• _EXERCISE DATA_
• • • •

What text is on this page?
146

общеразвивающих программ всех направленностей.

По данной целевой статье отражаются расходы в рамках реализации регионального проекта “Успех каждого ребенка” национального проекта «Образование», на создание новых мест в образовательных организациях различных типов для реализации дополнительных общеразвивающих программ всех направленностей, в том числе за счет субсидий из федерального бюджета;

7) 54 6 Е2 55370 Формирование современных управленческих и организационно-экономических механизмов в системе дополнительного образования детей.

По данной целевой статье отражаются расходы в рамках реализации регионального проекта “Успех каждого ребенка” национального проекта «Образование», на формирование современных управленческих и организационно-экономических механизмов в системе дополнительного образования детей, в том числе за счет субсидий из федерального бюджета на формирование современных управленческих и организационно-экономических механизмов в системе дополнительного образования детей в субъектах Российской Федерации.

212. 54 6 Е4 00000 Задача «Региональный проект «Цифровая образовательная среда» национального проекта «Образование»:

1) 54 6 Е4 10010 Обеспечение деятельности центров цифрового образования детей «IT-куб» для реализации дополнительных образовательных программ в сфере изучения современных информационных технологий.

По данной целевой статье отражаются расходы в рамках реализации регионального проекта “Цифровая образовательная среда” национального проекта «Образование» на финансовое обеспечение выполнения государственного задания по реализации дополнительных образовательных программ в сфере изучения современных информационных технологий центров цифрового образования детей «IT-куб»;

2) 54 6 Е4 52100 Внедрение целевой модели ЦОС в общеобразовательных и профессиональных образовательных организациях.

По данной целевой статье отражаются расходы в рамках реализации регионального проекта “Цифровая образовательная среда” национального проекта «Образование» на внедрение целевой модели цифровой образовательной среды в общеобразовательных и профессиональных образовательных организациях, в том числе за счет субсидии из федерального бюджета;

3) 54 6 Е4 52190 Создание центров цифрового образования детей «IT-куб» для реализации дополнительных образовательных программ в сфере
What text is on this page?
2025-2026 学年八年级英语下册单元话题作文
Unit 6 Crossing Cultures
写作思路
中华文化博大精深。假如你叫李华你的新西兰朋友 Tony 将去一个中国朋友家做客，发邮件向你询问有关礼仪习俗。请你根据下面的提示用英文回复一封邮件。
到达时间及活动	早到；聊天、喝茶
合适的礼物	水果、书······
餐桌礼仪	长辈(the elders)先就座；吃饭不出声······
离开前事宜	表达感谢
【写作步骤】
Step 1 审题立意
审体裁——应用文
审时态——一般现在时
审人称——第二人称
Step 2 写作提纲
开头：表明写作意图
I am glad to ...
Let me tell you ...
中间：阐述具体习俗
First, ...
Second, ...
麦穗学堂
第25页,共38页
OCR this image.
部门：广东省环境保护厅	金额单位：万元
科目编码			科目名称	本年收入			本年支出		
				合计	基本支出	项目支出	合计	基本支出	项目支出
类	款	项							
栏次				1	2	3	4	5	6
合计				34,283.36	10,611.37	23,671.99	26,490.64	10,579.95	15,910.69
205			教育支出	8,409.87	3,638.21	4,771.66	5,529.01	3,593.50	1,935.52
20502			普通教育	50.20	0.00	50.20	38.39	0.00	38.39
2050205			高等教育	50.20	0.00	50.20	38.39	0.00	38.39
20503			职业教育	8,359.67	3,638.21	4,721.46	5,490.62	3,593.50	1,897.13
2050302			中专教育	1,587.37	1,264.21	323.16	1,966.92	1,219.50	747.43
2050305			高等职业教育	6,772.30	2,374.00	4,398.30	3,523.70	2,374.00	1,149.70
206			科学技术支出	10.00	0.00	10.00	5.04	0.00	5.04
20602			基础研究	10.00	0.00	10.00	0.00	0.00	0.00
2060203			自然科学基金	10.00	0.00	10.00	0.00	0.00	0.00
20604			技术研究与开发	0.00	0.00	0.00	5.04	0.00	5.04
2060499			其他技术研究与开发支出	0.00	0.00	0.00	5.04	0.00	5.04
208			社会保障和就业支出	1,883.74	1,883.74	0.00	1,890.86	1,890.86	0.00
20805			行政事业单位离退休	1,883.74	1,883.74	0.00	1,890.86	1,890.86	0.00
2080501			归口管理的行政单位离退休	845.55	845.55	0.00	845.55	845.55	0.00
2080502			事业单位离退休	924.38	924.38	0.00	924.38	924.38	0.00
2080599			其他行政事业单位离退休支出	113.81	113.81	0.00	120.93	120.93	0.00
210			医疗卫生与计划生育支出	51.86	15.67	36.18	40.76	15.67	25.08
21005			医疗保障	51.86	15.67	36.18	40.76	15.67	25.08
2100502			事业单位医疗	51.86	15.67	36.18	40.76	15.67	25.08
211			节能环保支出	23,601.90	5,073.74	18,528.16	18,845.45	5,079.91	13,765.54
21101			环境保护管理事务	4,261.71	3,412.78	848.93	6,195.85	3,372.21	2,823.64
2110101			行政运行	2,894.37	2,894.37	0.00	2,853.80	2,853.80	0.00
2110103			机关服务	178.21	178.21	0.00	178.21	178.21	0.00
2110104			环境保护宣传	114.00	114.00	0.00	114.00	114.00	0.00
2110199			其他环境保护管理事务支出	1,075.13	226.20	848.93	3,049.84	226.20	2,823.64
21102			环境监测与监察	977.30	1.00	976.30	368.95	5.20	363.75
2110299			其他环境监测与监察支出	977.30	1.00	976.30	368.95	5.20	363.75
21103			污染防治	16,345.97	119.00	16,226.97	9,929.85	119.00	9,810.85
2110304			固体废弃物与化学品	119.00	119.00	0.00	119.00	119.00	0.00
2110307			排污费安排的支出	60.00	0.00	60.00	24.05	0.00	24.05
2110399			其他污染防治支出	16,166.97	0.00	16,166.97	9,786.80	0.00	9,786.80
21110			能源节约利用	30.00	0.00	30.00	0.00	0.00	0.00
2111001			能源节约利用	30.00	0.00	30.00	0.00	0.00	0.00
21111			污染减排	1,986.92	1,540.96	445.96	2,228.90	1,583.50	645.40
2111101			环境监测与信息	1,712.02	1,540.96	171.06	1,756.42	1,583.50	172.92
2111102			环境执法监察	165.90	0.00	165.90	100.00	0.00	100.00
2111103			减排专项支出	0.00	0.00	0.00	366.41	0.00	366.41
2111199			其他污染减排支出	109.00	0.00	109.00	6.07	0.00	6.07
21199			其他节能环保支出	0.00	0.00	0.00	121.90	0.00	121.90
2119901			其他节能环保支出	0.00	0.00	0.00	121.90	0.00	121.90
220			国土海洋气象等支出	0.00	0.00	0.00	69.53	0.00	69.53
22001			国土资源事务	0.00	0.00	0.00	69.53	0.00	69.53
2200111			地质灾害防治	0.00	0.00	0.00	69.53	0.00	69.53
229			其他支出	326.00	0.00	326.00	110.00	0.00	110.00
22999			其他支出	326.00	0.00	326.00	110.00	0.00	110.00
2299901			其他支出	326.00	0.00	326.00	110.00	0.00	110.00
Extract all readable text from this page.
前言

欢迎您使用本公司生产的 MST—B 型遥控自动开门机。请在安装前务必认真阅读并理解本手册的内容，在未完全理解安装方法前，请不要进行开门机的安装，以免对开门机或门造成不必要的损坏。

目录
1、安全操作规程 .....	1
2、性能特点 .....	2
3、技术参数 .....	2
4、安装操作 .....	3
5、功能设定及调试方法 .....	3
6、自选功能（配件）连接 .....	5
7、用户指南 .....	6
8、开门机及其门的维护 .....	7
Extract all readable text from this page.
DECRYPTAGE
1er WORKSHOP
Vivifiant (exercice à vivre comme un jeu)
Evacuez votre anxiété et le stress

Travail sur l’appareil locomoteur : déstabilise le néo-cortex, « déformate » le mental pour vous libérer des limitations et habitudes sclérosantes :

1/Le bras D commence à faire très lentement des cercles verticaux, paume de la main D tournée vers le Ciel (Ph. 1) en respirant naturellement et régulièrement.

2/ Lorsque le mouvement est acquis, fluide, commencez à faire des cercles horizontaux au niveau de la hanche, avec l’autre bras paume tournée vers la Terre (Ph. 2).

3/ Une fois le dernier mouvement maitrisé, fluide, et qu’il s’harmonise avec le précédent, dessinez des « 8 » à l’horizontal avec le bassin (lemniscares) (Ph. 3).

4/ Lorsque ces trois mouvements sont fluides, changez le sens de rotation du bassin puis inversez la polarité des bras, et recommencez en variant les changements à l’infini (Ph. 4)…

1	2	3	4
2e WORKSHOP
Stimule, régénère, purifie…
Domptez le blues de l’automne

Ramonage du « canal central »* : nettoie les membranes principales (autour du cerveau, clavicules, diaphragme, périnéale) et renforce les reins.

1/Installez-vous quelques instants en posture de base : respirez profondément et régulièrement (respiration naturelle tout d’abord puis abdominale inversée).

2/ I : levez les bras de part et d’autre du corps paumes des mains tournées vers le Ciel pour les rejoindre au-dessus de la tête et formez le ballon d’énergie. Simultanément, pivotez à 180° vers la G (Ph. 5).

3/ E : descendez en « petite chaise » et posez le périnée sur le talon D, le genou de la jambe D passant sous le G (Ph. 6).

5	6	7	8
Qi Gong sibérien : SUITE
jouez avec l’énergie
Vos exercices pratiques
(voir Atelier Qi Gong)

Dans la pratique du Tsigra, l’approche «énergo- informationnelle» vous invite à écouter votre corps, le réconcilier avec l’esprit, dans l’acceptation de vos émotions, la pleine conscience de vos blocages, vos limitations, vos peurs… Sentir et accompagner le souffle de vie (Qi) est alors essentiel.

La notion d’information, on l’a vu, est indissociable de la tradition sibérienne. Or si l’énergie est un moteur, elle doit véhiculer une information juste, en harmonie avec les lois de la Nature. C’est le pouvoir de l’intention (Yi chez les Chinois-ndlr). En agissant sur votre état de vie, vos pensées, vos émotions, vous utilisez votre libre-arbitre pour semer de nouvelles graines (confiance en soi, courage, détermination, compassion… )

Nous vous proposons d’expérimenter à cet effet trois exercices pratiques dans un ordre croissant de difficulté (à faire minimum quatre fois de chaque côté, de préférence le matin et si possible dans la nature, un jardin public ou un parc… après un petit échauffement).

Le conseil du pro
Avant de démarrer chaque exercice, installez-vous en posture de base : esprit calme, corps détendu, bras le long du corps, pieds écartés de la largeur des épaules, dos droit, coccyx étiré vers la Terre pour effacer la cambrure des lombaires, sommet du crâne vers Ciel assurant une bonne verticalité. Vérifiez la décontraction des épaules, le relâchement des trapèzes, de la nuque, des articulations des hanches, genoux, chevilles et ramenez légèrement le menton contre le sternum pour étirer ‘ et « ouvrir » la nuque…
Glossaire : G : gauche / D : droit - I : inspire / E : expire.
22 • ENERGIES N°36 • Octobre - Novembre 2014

• • • •

• _WORK REQUIRED_
Go through the listing above and list every line that has the word "exercices".

• _FULL ANSWER_
Vos exercices pratiques
Nous vous proposons d’expérimenter à cet effet trois exercices pratiques dans un ordre croissant de difficulté (à faire minimum quatre fois de chaque côté, de préférence le matin et si possible dans la nature, un jardin public ou un parc… après un petit échauffement).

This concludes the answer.